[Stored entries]
[Start]

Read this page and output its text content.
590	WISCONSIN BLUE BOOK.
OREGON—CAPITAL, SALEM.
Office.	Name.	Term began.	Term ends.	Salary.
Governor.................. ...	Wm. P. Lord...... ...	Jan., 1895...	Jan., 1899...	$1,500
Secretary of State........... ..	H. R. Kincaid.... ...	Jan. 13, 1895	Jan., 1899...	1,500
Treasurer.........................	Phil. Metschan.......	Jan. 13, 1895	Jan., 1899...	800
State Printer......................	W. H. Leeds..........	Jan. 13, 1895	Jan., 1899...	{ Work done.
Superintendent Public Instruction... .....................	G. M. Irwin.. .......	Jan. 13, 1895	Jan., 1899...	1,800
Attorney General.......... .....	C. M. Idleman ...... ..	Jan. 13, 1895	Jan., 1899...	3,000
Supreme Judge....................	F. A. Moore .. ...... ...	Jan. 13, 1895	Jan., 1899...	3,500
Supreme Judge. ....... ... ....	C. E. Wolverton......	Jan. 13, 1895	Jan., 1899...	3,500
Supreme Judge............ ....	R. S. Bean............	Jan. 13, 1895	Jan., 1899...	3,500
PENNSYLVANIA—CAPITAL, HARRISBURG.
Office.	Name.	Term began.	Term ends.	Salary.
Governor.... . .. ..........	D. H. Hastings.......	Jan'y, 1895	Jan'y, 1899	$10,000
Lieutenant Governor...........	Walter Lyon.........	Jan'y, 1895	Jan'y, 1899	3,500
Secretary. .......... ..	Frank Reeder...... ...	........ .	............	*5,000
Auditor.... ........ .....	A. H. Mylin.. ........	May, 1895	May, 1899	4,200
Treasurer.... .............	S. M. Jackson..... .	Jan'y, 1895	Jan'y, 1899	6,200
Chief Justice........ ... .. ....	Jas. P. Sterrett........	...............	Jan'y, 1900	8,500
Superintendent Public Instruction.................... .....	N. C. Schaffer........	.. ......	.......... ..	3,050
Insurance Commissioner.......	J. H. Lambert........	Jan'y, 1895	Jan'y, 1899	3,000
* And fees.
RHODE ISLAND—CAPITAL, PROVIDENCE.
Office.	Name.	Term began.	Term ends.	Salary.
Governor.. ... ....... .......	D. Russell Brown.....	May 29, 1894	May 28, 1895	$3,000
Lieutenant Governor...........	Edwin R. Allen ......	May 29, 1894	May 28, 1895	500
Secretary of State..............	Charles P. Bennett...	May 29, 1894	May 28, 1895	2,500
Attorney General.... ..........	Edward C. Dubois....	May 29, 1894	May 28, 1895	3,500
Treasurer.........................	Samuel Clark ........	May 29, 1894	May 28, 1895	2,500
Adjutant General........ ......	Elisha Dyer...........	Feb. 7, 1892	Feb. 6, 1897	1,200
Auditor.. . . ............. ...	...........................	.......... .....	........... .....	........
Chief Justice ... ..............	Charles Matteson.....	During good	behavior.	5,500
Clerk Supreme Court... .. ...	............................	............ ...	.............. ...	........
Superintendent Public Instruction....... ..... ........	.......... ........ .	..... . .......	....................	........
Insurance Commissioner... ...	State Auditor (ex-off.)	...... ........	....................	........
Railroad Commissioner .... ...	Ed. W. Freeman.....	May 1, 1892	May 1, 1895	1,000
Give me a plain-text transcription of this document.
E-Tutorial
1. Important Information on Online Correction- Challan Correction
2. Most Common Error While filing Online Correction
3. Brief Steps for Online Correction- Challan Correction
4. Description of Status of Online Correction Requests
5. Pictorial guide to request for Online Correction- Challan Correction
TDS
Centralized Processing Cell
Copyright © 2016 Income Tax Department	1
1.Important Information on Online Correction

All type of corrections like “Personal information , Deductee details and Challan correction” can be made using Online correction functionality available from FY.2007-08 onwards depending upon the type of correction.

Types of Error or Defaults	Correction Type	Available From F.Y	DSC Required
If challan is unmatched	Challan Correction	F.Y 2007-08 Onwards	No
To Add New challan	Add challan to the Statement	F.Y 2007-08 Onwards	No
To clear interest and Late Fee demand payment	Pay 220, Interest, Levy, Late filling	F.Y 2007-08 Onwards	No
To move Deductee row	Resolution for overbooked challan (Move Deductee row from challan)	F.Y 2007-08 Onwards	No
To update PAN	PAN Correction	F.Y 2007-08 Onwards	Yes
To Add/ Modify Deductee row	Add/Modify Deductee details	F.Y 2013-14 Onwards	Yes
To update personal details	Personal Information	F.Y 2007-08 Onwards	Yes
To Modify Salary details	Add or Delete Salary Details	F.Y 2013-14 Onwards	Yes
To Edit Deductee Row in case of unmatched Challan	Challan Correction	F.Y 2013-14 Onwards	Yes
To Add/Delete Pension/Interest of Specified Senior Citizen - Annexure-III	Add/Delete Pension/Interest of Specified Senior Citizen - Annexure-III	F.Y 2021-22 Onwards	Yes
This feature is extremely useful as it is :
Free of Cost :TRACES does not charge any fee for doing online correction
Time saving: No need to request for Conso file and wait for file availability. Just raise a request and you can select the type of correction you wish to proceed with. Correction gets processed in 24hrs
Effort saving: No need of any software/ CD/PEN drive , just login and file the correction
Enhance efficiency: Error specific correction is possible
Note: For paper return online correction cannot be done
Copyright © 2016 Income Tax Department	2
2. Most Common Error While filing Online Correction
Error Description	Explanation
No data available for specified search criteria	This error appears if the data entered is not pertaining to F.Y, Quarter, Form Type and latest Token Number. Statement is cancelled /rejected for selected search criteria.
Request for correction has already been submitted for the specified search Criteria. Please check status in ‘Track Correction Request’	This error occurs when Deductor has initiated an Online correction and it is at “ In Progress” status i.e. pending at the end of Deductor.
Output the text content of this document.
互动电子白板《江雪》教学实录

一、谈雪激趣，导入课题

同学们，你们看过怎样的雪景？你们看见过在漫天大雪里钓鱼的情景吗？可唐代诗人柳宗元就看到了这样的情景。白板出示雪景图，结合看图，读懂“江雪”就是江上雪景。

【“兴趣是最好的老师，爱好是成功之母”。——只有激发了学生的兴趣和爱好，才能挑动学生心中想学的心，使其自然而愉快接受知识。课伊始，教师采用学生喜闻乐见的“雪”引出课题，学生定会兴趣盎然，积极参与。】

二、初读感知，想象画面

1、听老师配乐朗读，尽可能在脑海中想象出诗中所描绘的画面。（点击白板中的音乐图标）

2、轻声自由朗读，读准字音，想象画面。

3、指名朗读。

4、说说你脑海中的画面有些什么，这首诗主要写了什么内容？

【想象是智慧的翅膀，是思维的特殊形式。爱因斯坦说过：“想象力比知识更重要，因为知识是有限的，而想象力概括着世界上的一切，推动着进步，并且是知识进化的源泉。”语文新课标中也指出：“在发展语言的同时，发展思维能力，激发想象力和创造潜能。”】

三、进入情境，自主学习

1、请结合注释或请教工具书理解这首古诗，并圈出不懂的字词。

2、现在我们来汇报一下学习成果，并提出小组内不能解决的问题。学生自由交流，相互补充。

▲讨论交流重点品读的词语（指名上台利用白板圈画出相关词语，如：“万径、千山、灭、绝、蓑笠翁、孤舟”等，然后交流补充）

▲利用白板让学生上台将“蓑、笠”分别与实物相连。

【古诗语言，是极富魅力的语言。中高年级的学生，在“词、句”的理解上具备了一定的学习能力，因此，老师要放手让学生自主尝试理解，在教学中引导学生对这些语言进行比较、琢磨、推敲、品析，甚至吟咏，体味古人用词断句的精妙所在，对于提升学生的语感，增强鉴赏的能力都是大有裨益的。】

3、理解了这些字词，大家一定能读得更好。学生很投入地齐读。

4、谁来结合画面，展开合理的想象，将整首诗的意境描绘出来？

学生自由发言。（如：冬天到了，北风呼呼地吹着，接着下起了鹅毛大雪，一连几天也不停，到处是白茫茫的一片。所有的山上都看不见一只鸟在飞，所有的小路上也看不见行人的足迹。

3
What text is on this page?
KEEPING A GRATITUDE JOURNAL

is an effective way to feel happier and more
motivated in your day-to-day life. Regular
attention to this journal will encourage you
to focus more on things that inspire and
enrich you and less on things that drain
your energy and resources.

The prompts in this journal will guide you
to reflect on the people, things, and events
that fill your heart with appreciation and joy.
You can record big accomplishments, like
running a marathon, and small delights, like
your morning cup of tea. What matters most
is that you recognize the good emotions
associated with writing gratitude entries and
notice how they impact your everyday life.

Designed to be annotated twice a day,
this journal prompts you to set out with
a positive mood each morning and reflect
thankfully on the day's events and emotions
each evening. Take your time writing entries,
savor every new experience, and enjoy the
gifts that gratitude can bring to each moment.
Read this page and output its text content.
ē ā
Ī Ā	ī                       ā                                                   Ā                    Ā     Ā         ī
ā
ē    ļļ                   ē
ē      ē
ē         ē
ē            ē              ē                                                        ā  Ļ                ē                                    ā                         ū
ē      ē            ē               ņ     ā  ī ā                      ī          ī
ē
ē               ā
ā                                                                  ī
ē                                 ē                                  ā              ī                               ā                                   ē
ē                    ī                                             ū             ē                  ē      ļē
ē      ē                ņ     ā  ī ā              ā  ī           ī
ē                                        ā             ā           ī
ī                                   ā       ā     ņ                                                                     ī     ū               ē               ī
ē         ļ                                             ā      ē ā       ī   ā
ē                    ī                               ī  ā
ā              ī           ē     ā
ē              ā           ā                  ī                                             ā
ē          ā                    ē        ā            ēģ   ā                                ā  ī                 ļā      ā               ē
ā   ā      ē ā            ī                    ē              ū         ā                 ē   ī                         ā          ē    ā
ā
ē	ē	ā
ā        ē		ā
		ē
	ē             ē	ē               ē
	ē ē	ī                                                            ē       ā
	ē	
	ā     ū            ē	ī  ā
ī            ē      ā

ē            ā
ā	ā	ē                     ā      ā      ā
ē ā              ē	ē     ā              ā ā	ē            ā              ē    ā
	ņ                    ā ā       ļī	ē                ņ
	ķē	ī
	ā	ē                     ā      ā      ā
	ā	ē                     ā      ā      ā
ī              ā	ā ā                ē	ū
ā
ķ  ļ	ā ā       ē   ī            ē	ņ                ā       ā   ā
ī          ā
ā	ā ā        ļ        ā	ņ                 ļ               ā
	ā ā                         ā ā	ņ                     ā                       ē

[End]

THE EXERCISE =>
Search the lines above for the string "like" and copy each line that has it.

IN RESPONSE =>
All type of corrections like “Personal information , Deductee details and Challan correction” can be made using Online correction functionality available from FY.2007-08 onwards depending upon the type of correction.
You can record big accomplishments, like
running a marathon, and small delights, like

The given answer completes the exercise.